-- WHAT YOU HAVE TO DO --
Write out each line in which the string "Time" is present.

-- DATASET RECORDS --
— BEGIN —

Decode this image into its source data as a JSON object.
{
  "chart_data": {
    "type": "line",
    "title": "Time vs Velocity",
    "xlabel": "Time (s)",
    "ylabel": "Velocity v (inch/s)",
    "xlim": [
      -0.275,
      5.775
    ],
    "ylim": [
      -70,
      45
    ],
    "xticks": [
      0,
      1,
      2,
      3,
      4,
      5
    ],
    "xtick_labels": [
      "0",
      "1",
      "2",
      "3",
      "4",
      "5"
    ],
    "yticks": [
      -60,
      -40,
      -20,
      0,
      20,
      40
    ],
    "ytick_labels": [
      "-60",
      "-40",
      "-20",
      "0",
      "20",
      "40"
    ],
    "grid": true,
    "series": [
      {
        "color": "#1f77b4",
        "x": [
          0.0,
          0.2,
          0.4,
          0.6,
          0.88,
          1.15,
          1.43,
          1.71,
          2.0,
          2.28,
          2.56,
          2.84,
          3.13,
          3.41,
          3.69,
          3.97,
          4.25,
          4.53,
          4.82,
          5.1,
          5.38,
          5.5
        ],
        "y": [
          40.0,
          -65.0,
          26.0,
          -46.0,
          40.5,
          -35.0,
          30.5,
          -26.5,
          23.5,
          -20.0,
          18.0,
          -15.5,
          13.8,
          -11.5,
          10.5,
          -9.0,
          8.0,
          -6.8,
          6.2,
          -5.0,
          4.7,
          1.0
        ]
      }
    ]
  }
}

— END —

-- RESPONSE BELOW --
    "title": "Time vs Velocity",
    "xlabel": "Time (s)",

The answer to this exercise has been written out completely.